### Given instruction
Transcribe every entry word for word. Skip the pictures.

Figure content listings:
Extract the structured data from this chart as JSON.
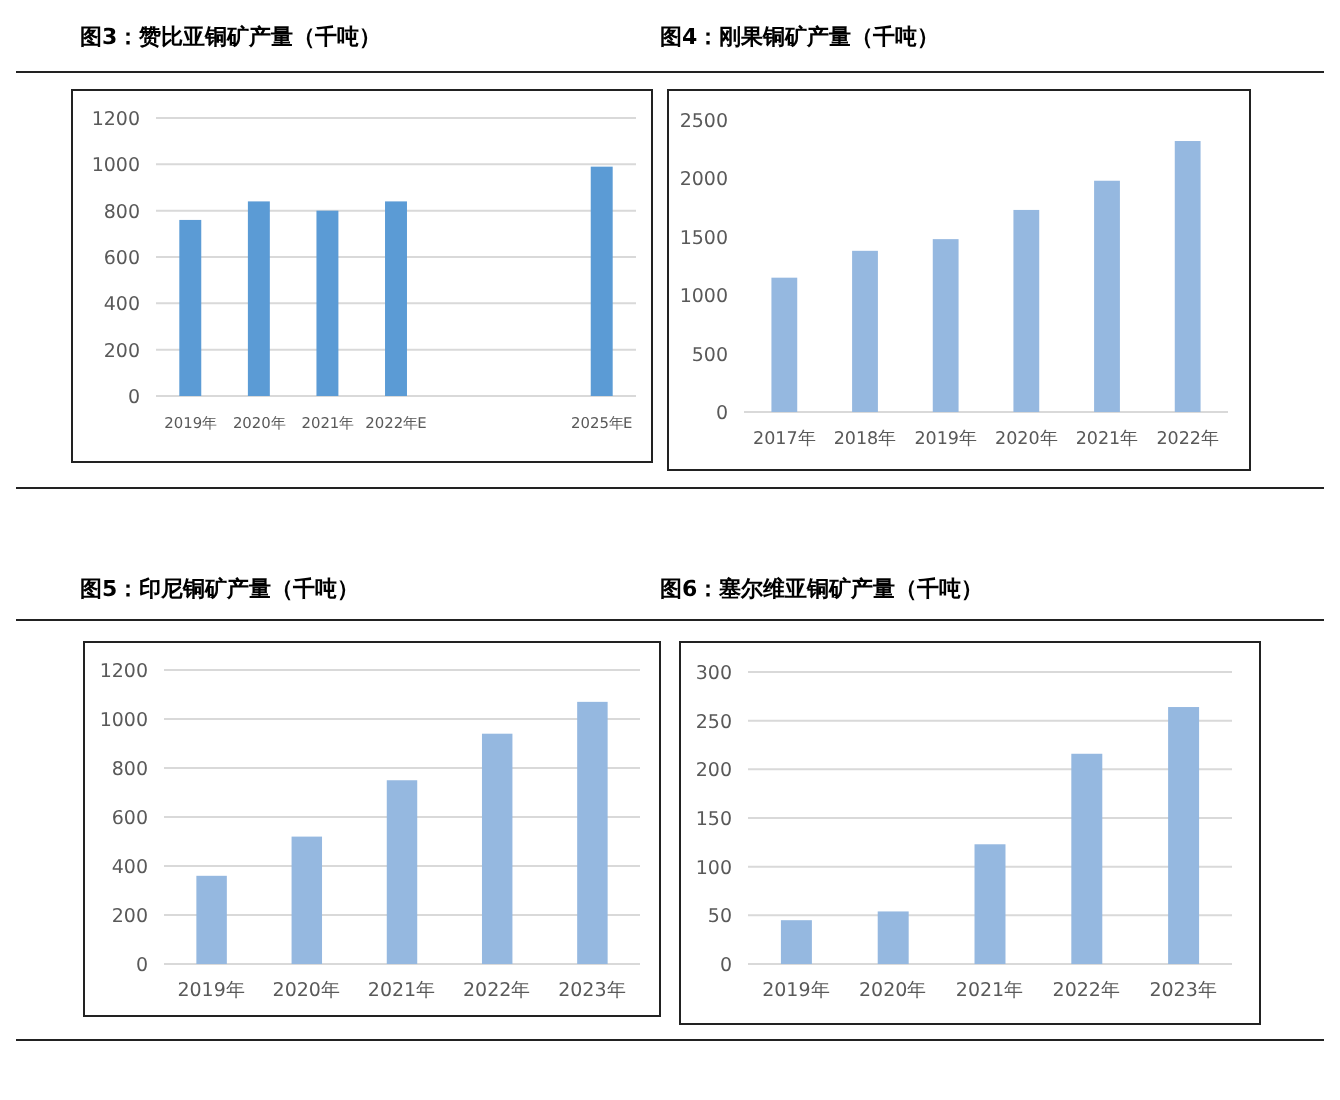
{
  "chart_data": [
    {
      "type": "bar",
      "title": "图3：赞比亚铜矿产量（千吨）",
      "categories": [
        "2019年",
        "2020年",
        "2021年",
        "2022年E",
        null,
        null,
        "2025年E"
      ],
      "values": [
        760,
        840,
        800,
        840,
        null,
        null,
        990
      ],
      "color": "#5b9bd5",
      "ylim": [
        0,
        1200
      ],
      "yticks": [
        0,
        200,
        400,
        600,
        800,
        1000,
        1200
      ],
      "grid": "y"
    },
    {
      "type": "bar",
      "title": "图4：刚果铜矿产量（千吨）",
      "categories": [
        "2017年",
        "2018年",
        "2019年",
        "2020年",
        "2021年",
        "2022年"
      ],
      "values": [
        1150,
        1380,
        1480,
        1730,
        1980,
        2320
      ],
      "color": "#95b8e0",
      "ylim": [
        0,
        2500
      ],
      "yticks": [
        0,
        500,
        1000,
        1500,
        2000,
        2500
      ],
      "grid": false
    },
    {
      "type": "bar",
      "title": "图5：印尼铜矿产量（千吨）",
      "categories": [
        "2019年",
        "2020年",
        "2021年",
        "2022年",
        "2023年"
      ],
      "values": [
        360,
        520,
        750,
        940,
        1070
      ],
      "color": "#95b8e0",
      "ylim": [
        0,
        1200
      ],
      "yticks": [
        0,
        200,
        400,
        600,
        800,
        1000,
        1200
      ],
      "grid": "y"
    },
    {
      "type": "bar",
      "title": "图6：塞尔维亚铜矿产量（千吨）",
      "categories": [
        "2019年",
        "2020年",
        "2021年",
        "2022年",
        "2023年"
      ],
      "values": [
        45,
        54,
        123,
        216,
        264
      ],
      "color": "#95b8e0",
      "ylim": [
        0,
        300
      ],
      "yticks": [
        0,
        50,
        100,
        150,
        200,
        250,
        300
      ],
      "grid": "y"
    }
  ]
}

### Task result
Extract the structured data from this chart as JSON.
{
  "chart_data": [
    {
      "type": "bar",
      "title": "图3：赞比亚铜矿产量（千吨）",
      "categories": [
        "2019年",
        "2020年",
        "2021年",
        "2022年E",
        null,
        null,
        "2025年E"
      ],
      "values": [
        760,
        840,
        800,
        840,
        null,
        null,
        990
      ],
      "color": "#5b9bd5",
      "ylim": [
        0,
        1200
      ],
      "yticks": [
        0,
        200,
        400,
        600,
        800,
        1000,
        1200
      ],
      "grid": "y"
    },
    {
      "type": "bar",
      "title": "图4：刚果铜矿产量（千吨）",
      "categories": [
        "2017年",
        "2018年",
        "2019年",
        "2020年",
        "2021年",
        "2022年"
      ],
      "values": [
        1150,
        1380,
        1480,
        1730,
        1980,
        2320
      ],
      "color": "#95b8e0",
      "ylim": [
        0,
        2500
      ],
      "yticks": [
        0,
        500,
        1000,
        1500,
        2000,
        2500
      ],
      "grid": false
    },
    {
      "type": "bar",
      "title": "图5：印尼铜矿产量（千吨）",
      "categories": [
        "2019年",
        "2020年",
        "2021年",
        "2022年",
        "2023年"
      ],
      "values": [
        360,
        520,
        750,
        940,
        1070
      ],
      "color": "#95b8e0",
      "ylim": [
        0,
        1200
      ],
      "yticks": [
        0,
        200,
        400,
        600,
        800,
        1000,
        1200
      ],
      "grid": "y"
    },
    {
      "type": "bar",
      "title": "图6：塞尔维亚铜矿产量（千吨）",
      "categories": [
        "2019年",
        "2020年",
        "2021年",
        "2022年",
        "2023年"
      ],
      "values": [
        45,
        54,
        123,
        216,
        264
      ],
      "color": "#95b8e0",
      "ylim": [
        0,
        300
      ],
      "yticks": [
        0,
        50,
        100,
        150,
        200,
        250,
        300
      ],
      "grid": "y"
    }
  ]
}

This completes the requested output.